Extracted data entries
--*--

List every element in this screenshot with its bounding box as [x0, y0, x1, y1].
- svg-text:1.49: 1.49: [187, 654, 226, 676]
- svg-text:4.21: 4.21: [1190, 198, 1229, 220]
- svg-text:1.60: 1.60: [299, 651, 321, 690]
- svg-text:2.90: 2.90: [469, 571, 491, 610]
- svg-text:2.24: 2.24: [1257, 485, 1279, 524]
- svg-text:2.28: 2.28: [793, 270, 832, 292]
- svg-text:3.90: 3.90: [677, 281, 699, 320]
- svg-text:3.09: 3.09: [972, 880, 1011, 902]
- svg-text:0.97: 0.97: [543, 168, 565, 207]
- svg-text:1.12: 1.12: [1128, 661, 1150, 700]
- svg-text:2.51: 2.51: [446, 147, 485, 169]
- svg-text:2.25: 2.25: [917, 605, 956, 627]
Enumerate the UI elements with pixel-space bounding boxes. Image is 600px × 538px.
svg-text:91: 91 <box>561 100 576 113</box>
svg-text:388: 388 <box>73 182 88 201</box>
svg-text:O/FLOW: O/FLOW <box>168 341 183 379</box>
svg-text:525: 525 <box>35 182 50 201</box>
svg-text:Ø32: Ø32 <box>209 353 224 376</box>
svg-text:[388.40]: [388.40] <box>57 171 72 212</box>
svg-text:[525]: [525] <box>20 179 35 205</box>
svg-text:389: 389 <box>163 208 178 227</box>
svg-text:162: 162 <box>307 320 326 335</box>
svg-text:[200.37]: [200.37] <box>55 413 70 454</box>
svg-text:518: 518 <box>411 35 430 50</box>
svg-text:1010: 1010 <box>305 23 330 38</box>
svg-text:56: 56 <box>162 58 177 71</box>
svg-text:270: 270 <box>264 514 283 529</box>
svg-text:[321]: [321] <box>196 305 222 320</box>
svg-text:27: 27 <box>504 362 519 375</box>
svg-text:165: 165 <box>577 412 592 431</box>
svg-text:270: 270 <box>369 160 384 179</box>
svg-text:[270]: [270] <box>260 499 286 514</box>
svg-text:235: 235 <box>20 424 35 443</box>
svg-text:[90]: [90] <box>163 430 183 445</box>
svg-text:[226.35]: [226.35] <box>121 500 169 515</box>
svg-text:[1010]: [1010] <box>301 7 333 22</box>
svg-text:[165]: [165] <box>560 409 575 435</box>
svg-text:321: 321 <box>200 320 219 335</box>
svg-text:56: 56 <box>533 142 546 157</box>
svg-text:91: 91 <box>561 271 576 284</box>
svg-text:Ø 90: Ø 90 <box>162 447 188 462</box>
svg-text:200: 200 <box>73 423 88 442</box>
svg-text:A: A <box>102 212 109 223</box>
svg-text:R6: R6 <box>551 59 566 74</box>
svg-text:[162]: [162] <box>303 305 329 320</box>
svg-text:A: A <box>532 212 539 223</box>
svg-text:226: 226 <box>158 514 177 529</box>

--*--

-- Exercise description --
Reproduce every line of the data above without changing anything.

-- Answer to the problem --
List every element in this screenshot with its bounding box as [x0, y0, x1, y1].
- svg-text:1.49: 1.49: [187, 654, 226, 676]
- svg-text:4.21: 4.21: [1190, 198, 1229, 220]
- svg-text:1.60: 1.60: [299, 651, 321, 690]
- svg-text:2.90: 2.90: [469, 571, 491, 610]
- svg-text:2.24: 2.24: [1257, 485, 1279, 524]
- svg-text:2.28: 2.28: [793, 270, 832, 292]
- svg-text:3.90: 3.90: [677, 281, 699, 320]
- svg-text:3.09: 3.09: [972, 880, 1011, 902]
- svg-text:0.97: 0.97: [543, 168, 565, 207]
- svg-text:1.12: 1.12: [1128, 661, 1150, 700]
- svg-text:2.51: 2.51: [446, 147, 485, 169]
- svg-text:2.25: 2.25: [917, 605, 956, 627]
Enumerate the UI elements with pixel-space bounding boxes. Image is 600px × 538px.
svg-text:91: 91 <box>561 100 576 113</box>
svg-text:388: 388 <box>73 182 88 201</box>
svg-text:O/FLOW: O/FLOW <box>168 341 183 379</box>
svg-text:525: 525 <box>35 182 50 201</box>
svg-text:Ø32: Ø32 <box>209 353 224 376</box>
svg-text:[388.40]: [388.40] <box>57 171 72 212</box>
svg-text:[525]: [525] <box>20 179 35 205</box>
svg-text:389: 389 <box>163 208 178 227</box>
svg-text:162: 162 <box>307 320 326 335</box>
svg-text:[200.37]: [200.37] <box>55 413 70 454</box>
svg-text:518: 518 <box>411 35 430 50</box>
svg-text:1010: 1010 <box>305 23 330 38</box>
svg-text:56: 56 <box>162 58 177 71</box>
svg-text:270: 270 <box>264 514 283 529</box>
svg-text:[321]: [321] <box>196 305 222 320</box>
svg-text:27: 27 <box>504 362 519 375</box>
svg-text:165: 165 <box>577 412 592 431</box>
svg-text:270: 270 <box>369 160 384 179</box>
svg-text:[270]: [270] <box>260 499 286 514</box>
svg-text:235: 235 <box>20 424 35 443</box>
svg-text:[90]: [90] <box>163 430 183 445</box>
svg-text:[226.35]: [226.35] <box>121 500 169 515</box>
svg-text:[1010]: [1010] <box>301 7 333 22</box>
svg-text:[165]: [165] <box>560 409 575 435</box>
svg-text:321: 321 <box>200 320 219 335</box>
svg-text:56: 56 <box>533 142 546 157</box>
svg-text:91: 91 <box>561 271 576 284</box>
svg-text:Ø 90: Ø 90 <box>162 447 188 462</box>
svg-text:200: 200 <box>73 423 88 442</box>
svg-text:A: A <box>102 212 109 223</box>
svg-text:R6: R6 <box>551 59 566 74</box>
svg-text:[162]: [162] <box>303 305 329 320</box>
svg-text:A: A <box>532 212 539 223</box>
svg-text:226: 226 <box>158 514 177 529</box>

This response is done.